[Start of The data]

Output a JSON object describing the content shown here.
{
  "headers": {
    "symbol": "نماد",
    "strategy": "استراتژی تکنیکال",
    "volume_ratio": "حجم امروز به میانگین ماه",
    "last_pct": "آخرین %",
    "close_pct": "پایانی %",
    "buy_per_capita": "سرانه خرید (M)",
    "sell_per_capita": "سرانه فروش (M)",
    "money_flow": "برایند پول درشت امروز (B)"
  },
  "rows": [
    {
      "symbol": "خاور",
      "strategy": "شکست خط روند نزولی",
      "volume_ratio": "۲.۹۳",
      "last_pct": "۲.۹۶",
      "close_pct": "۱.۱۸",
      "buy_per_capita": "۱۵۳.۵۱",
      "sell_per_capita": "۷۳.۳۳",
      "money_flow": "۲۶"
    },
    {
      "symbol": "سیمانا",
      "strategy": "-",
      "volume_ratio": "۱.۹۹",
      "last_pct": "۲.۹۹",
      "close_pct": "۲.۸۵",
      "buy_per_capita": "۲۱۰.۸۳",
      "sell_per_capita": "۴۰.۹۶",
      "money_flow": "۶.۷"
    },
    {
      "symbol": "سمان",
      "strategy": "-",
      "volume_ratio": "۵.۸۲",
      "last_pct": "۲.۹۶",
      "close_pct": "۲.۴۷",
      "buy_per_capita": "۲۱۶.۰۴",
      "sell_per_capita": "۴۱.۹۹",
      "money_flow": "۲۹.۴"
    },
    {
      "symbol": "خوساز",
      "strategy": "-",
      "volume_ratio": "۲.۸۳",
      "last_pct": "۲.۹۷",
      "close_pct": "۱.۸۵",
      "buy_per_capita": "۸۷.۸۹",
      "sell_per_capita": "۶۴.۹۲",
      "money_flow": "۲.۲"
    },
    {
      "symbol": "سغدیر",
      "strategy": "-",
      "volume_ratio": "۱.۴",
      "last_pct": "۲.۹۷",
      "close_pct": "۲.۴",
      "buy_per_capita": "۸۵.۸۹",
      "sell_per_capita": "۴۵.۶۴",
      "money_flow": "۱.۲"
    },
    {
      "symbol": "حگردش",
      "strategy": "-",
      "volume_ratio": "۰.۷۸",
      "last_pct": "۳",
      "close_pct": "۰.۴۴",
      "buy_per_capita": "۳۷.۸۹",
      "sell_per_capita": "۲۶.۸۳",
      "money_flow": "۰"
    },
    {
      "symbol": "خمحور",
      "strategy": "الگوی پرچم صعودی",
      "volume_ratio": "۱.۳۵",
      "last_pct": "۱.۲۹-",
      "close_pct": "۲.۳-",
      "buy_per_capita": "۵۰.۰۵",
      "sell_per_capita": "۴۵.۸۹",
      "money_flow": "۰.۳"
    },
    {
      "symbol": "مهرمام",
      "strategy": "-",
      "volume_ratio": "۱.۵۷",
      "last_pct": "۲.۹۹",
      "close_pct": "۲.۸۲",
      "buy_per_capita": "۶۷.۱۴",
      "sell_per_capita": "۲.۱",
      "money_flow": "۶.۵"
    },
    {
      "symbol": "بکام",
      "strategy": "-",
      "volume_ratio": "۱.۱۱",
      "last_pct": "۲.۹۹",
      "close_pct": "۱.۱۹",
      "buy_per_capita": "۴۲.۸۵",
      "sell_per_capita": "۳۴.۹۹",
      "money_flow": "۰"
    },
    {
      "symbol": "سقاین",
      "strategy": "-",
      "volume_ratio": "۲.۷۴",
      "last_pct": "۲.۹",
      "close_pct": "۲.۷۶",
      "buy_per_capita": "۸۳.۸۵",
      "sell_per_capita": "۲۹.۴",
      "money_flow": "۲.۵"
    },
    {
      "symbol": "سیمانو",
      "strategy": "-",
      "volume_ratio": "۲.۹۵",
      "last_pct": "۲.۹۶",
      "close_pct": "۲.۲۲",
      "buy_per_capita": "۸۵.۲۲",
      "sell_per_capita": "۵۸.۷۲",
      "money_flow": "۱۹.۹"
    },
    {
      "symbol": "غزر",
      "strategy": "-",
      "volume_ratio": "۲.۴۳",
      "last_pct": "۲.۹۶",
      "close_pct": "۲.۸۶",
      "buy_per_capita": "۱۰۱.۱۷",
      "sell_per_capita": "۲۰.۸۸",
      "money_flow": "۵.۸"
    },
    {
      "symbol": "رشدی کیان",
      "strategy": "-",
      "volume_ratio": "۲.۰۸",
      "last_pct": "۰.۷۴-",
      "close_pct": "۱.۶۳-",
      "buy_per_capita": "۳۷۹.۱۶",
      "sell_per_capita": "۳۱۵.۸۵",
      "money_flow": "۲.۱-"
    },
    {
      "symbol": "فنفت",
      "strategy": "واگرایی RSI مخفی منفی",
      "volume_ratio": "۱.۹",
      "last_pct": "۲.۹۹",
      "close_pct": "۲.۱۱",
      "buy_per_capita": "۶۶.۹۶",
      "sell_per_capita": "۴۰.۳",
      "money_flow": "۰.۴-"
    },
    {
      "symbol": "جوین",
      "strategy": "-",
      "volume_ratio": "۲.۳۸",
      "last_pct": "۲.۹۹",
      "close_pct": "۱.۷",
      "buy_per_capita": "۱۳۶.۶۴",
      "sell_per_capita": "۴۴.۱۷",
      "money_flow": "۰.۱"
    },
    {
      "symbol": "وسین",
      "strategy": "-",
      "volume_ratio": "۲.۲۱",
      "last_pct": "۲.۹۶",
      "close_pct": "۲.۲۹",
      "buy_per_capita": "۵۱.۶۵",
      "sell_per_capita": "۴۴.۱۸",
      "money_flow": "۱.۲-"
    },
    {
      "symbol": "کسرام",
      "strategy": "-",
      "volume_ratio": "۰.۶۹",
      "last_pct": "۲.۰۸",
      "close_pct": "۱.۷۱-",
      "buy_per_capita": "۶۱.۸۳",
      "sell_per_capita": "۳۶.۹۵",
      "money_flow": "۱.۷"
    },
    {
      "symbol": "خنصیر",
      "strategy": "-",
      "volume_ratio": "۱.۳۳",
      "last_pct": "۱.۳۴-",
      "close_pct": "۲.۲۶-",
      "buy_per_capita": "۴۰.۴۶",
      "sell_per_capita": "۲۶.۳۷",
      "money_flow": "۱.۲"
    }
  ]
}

[End of The data]

Your task is to repeat the data exactly, with nothing left out.

* **Complete output**
Output a JSON object describing the content shown here.
{
  "headers": {
    "symbol": "نماد",
    "strategy": "استراتژی تکنیکال",
    "volume_ratio": "حجم امروز به میانگین ماه",
    "last_pct": "آخرین %",
    "close_pct": "پایانی %",
    "buy_per_capita": "سرانه خرید (M)",
    "sell_per_capita": "سرانه فروش (M)",
    "money_flow": "برایند پول درشت امروز (B)"
  },
  "rows": [
    {
      "symbol": "خاور",
      "strategy": "شکست خط روند نزولی",
      "volume_ratio": "۲.۹۳",
      "last_pct": "۲.۹۶",
      "close_pct": "۱.۱۸",
      "buy_per_capita": "۱۵۳.۵۱",
      "sell_per_capita": "۷۳.۳۳",
      "money_flow": "۲۶"
    },
    {
      "symbol": "سیمانا",
      "strategy": "-",
      "volume_ratio": "۱.۹۹",
      "last_pct": "۲.۹۹",
      "close_pct": "۲.۸۵",
      "buy_per_capita": "۲۱۰.۸۳",
      "sell_per_capita": "۴۰.۹۶",
      "money_flow": "۶.۷"
    },
    {
      "symbol": "سمان",
      "strategy": "-",
      "volume_ratio": "۵.۸۲",
      "last_pct": "۲.۹۶",
      "close_pct": "۲.۴۷",
      "buy_per_capita": "۲۱۶.۰۴",
      "sell_per_capita": "۴۱.۹۹",
      "money_flow": "۲۹.۴"
    },
    {
      "symbol": "خوساز",
      "strategy": "-",
      "volume_ratio": "۲.۸۳",
      "last_pct": "۲.۹۷",
      "close_pct": "۱.۸۵",
      "buy_per_capita": "۸۷.۸۹",
      "sell_per_capita": "۶۴.۹۲",
      "money_flow": "۲.۲"
    },
    {
      "symbol": "سغدیر",
      "strategy": "-",
      "volume_ratio": "۱.۴",
      "last_pct": "۲.۹۷",
      "close_pct": "۲.۴",
      "buy_per_capita": "۸۵.۸۹",
      "sell_per_capita": "۴۵.۶۴",
      "money_flow": "۱.۲"
    },
    {
      "symbol": "حگردش",
      "strategy": "-",
      "volume_ratio": "۰.۷۸",
      "last_pct": "۳",
      "close_pct": "۰.۴۴",
      "buy_per_capita": "۳۷.۸۹",
      "sell_per_capita": "۲۶.۸۳",
      "money_flow": "۰"
    },
    {
      "symbol": "خمحور",
      "strategy": "الگوی پرچم صعودی",
      "volume_ratio": "۱.۳۵",
      "last_pct": "۱.۲۹-",
      "close_pct": "۲.۳-",
      "buy_per_capita": "۵۰.۰۵",
      "sell_per_capita": "۴۵.۸۹",
      "money_flow": "۰.۳"
    },
    {
      "symbol": "مهرمام",
      "strategy": "-",
      "volume_ratio": "۱.۵۷",
      "last_pct": "۲.۹۹",
      "close_pct": "۲.۸۲",
      "buy_per_capita": "۶۷.۱۴",
      "sell_per_capita": "۲.۱",
      "money_flow": "۶.۵"
    },
    {
      "symbol": "بکام",
      "strategy": "-",
      "volume_ratio": "۱.۱۱",
      "last_pct": "۲.۹۹",
      "close_pct": "۱.۱۹",
      "buy_per_capita": "۴۲.۸۵",
      "sell_per_capita": "۳۴.۹۹",
      "money_flow": "۰"
    },
    {
      "symbol": "سقاین",
      "strategy": "-",
      "volume_ratio": "۲.۷۴",
      "last_pct": "۲.۹",
      "close_pct": "۲.۷۶",
      "buy_per_capita": "۸۳.۸۵",
      "sell_per_capita": "۲۹.۴",
      "money_flow": "۲.۵"
    },
    {
      "symbol": "سیمانو",
      "strategy": "-",
      "volume_ratio": "۲.۹۵",
      "last_pct": "۲.۹۶",
      "close_pct": "۲.۲۲",
      "buy_per_capita": "۸۵.۲۲",
      "sell_per_capita": "۵۸.۷۲",
      "money_flow": "۱۹.۹"
    },
    {
      "symbol": "غزر",
      "strategy": "-",
      "volume_ratio": "۲.۴۳",
      "last_pct": "۲.۹۶",
      "close_pct": "۲.۸۶",
      "buy_per_capita": "۱۰۱.۱۷",
      "sell_per_capita": "۲۰.۸۸",
      "money_flow": "۵.۸"
    },
    {
      "symbol": "رشدی کیان",
      "strategy": "-",
      "volume_ratio": "۲.۰۸",
      "last_pct": "۰.۷۴-",
      "close_pct": "۱.۶۳-",
      "buy_per_capita": "۳۷۹.۱۶",
      "sell_per_capita": "۳۱۵.۸۵",
      "money_flow": "۲.۱-"
    },
    {
      "symbol": "فنفت",
      "strategy": "واگرایی RSI مخفی منفی",
      "volume_ratio": "۱.۹",
      "last_pct": "۲.۹۹",
      "close_pct": "۲.۱۱",
      "buy_per_capita": "۶۶.۹۶",
      "sell_per_capita": "۴۰.۳",
      "money_flow": "۰.۴-"
    },
    {
      "symbol": "جوین",
      "strategy": "-",
      "volume_ratio": "۲.۳۸",
      "last_pct": "۲.۹۹",
      "close_pct": "۱.۷",
      "buy_per_capita": "۱۳۶.۶۴",
      "sell_per_capita": "۴۴.۱۷",
      "money_flow": "۰.۱"
    },
    {
      "symbol": "وسین",
      "strategy": "-",
      "volume_ratio": "۲.۲۱",
      "last_pct": "۲.۹۶",
      "close_pct": "۲.۲۹",
      "buy_per_capita": "۵۱.۶۵",
      "sell_per_capita": "۴۴.۱۸",
      "money_flow": "۱.۲-"
    },
    {
      "symbol": "کسرام",
      "strategy": "-",
      "volume_ratio": "۰.۶۹",
      "last_pct": "۲.۰۸",
      "close_pct": "۱.۷۱-",
      "buy_per_capita": "۶۱.۸۳",
      "sell_per_capita": "۳۶.۹۵",
      "money_flow": "۱.۷"
    },
    {
      "symbol": "خنصیر",
      "strategy": "-",
      "volume_ratio": "۱.۳۳",
      "last_pct": "۱.۳۴-",
      "close_pct": "۲.۲۶-",
      "buy_per_capita": "۴۰.۴۶",
      "sell_per_capita": "۲۶.۳۷",
      "money_flow": "۱.۲"
    }
  ]
}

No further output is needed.